(Dataset listings of figures)

☆ ☆ ☆

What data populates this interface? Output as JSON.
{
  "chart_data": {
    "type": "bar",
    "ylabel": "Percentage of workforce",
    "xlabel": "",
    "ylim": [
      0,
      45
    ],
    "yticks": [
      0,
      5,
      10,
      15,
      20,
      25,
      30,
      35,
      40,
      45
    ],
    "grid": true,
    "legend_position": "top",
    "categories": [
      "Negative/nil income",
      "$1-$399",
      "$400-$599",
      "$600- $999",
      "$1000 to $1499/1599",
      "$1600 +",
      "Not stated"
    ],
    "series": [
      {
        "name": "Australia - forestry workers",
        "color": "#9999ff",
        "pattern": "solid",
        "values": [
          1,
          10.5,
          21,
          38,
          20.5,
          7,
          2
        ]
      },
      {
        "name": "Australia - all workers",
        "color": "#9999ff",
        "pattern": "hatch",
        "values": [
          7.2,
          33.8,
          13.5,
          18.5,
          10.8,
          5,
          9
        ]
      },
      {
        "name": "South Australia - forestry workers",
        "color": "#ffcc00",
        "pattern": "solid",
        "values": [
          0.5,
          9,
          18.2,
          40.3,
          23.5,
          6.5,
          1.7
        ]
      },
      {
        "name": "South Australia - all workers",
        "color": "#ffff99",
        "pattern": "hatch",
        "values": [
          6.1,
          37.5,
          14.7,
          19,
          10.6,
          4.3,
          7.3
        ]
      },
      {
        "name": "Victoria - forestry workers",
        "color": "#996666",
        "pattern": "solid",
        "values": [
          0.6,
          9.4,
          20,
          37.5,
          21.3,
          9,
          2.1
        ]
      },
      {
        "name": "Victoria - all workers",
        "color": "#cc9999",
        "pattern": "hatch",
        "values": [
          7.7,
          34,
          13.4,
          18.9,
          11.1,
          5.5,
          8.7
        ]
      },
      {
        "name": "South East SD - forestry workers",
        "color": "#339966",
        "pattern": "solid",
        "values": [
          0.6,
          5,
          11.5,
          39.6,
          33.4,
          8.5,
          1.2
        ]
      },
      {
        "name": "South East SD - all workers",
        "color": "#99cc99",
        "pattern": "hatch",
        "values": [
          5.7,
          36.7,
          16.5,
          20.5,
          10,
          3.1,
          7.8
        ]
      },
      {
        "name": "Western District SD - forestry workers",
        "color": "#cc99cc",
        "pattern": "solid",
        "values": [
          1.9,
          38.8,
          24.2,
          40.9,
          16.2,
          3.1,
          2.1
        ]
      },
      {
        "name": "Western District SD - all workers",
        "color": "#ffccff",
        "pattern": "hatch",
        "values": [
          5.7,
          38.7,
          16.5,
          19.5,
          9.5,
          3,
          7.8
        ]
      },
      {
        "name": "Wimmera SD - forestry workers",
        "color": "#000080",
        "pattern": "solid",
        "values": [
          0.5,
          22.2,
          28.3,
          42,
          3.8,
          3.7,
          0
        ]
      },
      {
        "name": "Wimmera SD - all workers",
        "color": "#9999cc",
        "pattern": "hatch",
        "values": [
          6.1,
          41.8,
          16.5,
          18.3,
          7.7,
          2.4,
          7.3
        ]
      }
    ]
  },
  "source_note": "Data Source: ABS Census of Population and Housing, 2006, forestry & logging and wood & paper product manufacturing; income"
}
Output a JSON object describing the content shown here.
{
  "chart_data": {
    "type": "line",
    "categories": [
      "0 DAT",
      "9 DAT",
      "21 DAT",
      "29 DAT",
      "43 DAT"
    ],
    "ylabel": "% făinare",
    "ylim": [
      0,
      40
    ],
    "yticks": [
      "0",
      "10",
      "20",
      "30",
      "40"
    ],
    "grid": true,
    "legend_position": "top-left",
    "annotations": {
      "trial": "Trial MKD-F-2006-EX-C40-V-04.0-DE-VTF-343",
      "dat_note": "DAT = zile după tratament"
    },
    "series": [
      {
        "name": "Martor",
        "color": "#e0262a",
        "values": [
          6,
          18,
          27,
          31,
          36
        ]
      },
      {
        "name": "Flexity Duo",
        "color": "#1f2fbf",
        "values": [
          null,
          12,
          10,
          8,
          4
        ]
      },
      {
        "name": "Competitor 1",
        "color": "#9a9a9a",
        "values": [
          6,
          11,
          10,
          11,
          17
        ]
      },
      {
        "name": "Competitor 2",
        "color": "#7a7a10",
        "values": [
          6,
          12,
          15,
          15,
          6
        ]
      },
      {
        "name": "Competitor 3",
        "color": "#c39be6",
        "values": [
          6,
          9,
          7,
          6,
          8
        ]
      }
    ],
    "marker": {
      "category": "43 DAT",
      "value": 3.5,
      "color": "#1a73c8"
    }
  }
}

☆ ☆ ☆

▶ _DESCRIPTION OF THE TASK_
Every line above should be written out again exactly as it stands.

▶ _OUTPUT BELOW_
What data populates this interface? Output as JSON.
{
  "chart_data": {
    "type": "bar",
    "ylabel": "Percentage of workforce",
    "xlabel": "",
    "ylim": [
      0,
      45
    ],
    "yticks": [
      0,
      5,
      10,
      15,
      20,
      25,
      30,
      35,
      40,
      45
    ],
    "grid": true,
    "legend_position": "top",
    "categories": [
      "Negative/nil income",
      "$1-$399",
      "$400-$599",
      "$600- $999",
      "$1000 to $1499/1599",
      "$1600 +",
      "Not stated"
    ],
    "series": [
      {
        "name": "Australia - forestry workers",
        "color": "#9999ff",
        "pattern": "solid",
        "values": [
          1,
          10.5,
          21,
          38,
          20.5,
          7,
          2
        ]
      },
      {
        "name": "Australia - all workers",
        "color": "#9999ff",
        "pattern": "hatch",
        "values": [
          7.2,
          33.8,
          13.5,
          18.5,
          10.8,
          5,
          9
        ]
      },
      {
        "name": "South Australia - forestry workers",
        "color": "#ffcc00",
        "pattern": "solid",
        "values": [
          0.5,
          9,
          18.2,
          40.3,
          23.5,
          6.5,
          1.7
        ]
      },
      {
        "name": "South Australia - all workers",
        "color": "#ffff99",
        "pattern": "hatch",
        "values": [
          6.1,
          37.5,
          14.7,
          19,
          10.6,
          4.3,
          7.3
        ]
      },
      {
        "name": "Victoria - forestry workers",
        "color": "#996666",
        "pattern": "solid",
        "values": [
          0.6,
          9.4,
          20,
          37.5,
          21.3,
          9,
          2.1
        ]
      },
      {
        "name": "Victoria - all workers",
        "color": "#cc9999",
        "pattern": "hatch",
        "values": [
          7.7,
          34,
          13.4,
          18.9,
          11.1,
          5.5,
          8.7
        ]
      },
      {
        "name": "South East SD - forestry workers",
        "color": "#339966",
        "pattern": "solid",
        "values": [
          0.6,
          5,
          11.5,
          39.6,
          33.4,
          8.5,
          1.2
        ]
      },
      {
        "name": "South East SD - all workers",
        "color": "#99cc99",
        "pattern": "hatch",
        "values": [
          5.7,
          36.7,
          16.5,
          20.5,
          10,
          3.1,
          7.8
        ]
      },
      {
        "name": "Western District SD - forestry workers",
        "color": "#cc99cc",
        "pattern": "solid",
        "values": [
          1.9,
          38.8,
          24.2,
          40.9,
          16.2,
          3.1,
          2.1
        ]
      },
      {
        "name": "Western District SD - all workers",
        "color": "#ffccff",
        "pattern": "hatch",
        "values": [
          5.7,
          38.7,
          16.5,
          19.5,
          9.5,
          3,
          7.8
        ]
      },
      {
        "name": "Wimmera SD - forestry workers",
        "color": "#000080",
        "pattern": "solid",
        "values": [
          0.5,
          22.2,
          28.3,
          42,
          3.8,
          3.7,
          0
        ]
      },
      {
        "name": "Wimmera SD - all workers",
        "color": "#9999cc",
        "pattern": "hatch",
        "values": [
          6.1,
          41.8,
          16.5,
          18.3,
          7.7,
          2.4,
          7.3
        ]
      }
    ]
  },
  "source_note": "Data Source: ABS Census of Population and Housing, 2006, forestry & logging and wood & paper product manufacturing; income"
}
Output a JSON object describing the content shown here.
{
  "chart_data": {
    "type": "line",
    "categories": [
      "0 DAT",
      "9 DAT",
      "21 DAT",
      "29 DAT",
      "43 DAT"
    ],
    "ylabel": "% făinare",
    "ylim": [
      0,
      40
    ],
    "yticks": [
      "0",
      "10",
      "20",
      "30",
      "40"
    ],
    "grid": true,
    "legend_position": "top-left",
    "annotations": {
      "trial": "Trial MKD-F-2006-EX-C40-V-04.0-DE-VTF-343",
      "dat_note": "DAT = zile după tratament"
    },
    "series": [
      {
        "name": "Martor",
        "color": "#e0262a",
        "values": [
          6,
          18,
          27,
          31,
          36
        ]
      },
      {
        "name": "Flexity Duo",
        "color": "#1f2fbf",
        "values": [
          null,
          12,
          10,
          8,
          4
        ]
      },
      {
        "name": "Competitor 1",
        "color": "#9a9a9a",
        "values": [
          6,
          11,
          10,
          11,
          17
        ]
      },
      {
        "name": "Competitor 2",
        "color": "#7a7a10",
        "values": [
          6,
          12,
          15,
          15,
          6
        ]
      },
      {
        "name": "Competitor 3",
        "color": "#c39be6",
        "values": [
          6,
          9,
          7,
          6,
          8
        ]
      }
    ],
    "marker": {
      "category": "43 DAT",
      "value": 3.5,
      "color": "#1a73c8"
    }
  }
}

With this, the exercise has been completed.